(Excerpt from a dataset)

------------------------

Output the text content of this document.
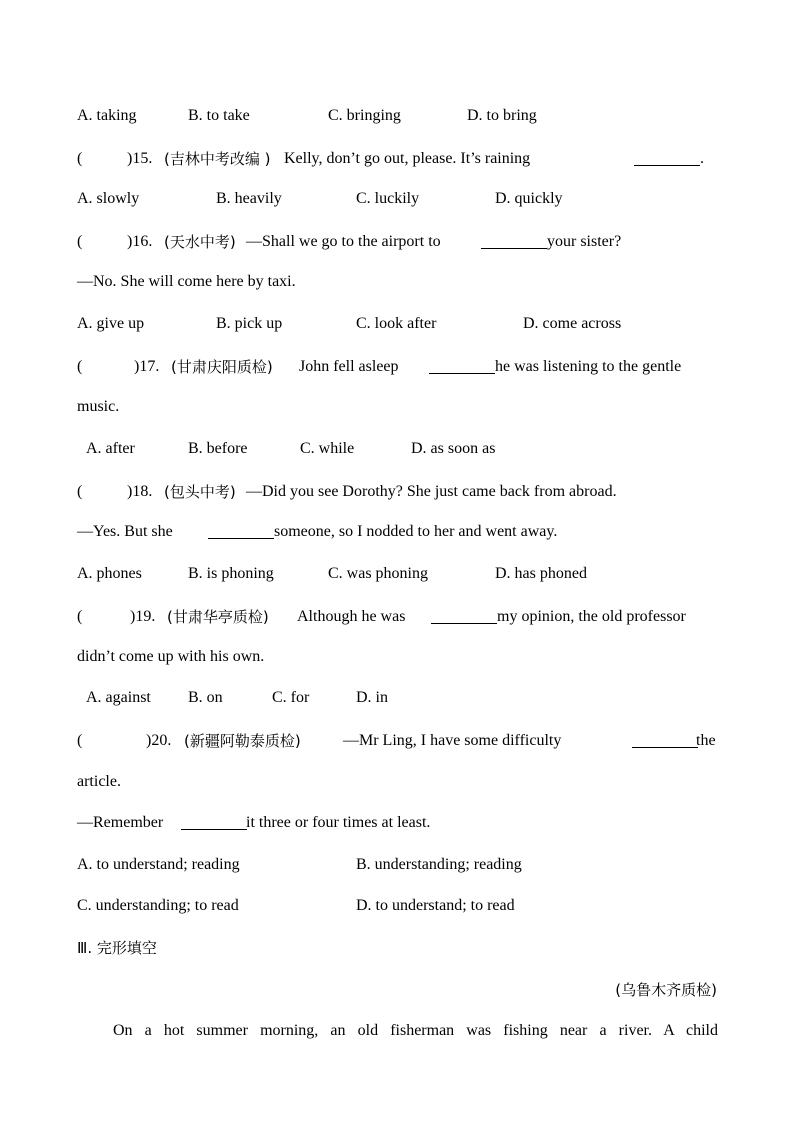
A. taking	B. to take	C. bringing	D. to bring
(	)15. (吉林中考改编 ) Kelly, don’t go out, please. It’s raining	.
A. slowly	B. heavily	C. luckily	D. quickly
(	)16. (天水中考) —Shall we go to the airport to	your sister?
—No. She will come here by taxi.
A. give up	B. pick up	C. look after	D. come across
(	)17. (甘肃庆阳质检) John fell asleep	he was listening to the gentle
music.
A. after	B. before	C. while	D. as soon as
(	)18. (包头中考) —Did you see Dorothy? She just came back from abroad.
—Yes. But she	someone, so I nodded to her and went away.
A. phones	B. is phoning	C. was phoning	D. has phoned
(	)19. (甘肃华亭质检) Although he was	my opinion, the old professor
didn’t come up with his own.
A. against B. on	C. for	D. in
(	)20. (新疆阿勒泰质检)	—Mr Ling, I have some difficulty	the
article.
—Remember	it three or four times at least.
A. to understand; reading	B. understanding; reading
C. understanding; to read	D. to understand; to read
Ⅲ. 完形填空
(乌鲁木齐质检)
On a hot summer morning, an old fisherman was fishing near a river. A child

------------------------

■ **GIVEN REQUEST**:
Quote every line word for word and keep the images out of the copy.

■ **REPLY**:
Output the text content of this document.
A. taking	B. to take	C. bringing	D. to bring
(	)15. (吉林中考改编 ) Kelly, don’t go out, please. It’s raining	.
A. slowly	B. heavily	C. luckily	D. quickly
(	)16. (天水中考) —Shall we go to the airport to	your sister?
—No. She will come here by taxi.
A. give up	B. pick up	C. look after	D. come across
(	)17. (甘肃庆阳质检) John fell asleep	he was listening to the gentle
music.
A. after	B. before	C. while	D. as soon as
(	)18. (包头中考) —Did you see Dorothy? She just came back from abroad.
—Yes. But she	someone, so I nodded to her and went away.
A. phones	B. is phoning	C. was phoning	D. has phoned
(	)19. (甘肃华亭质检) Although he was	my opinion, the old professor
didn’t come up with his own.
A. against B. on	C. for	D. in
(	)20. (新疆阿勒泰质检)	—Mr Ling, I have some difficulty	the
article.
—Remember	it three or four times at least.
A. to understand; reading	B. understanding; reading
C. understanding; to read	D. to understand; to read
Ⅲ. 完形填空
(乌鲁木齐质检)
On a hot summer morning, an old fisherman was fishing near a river. A child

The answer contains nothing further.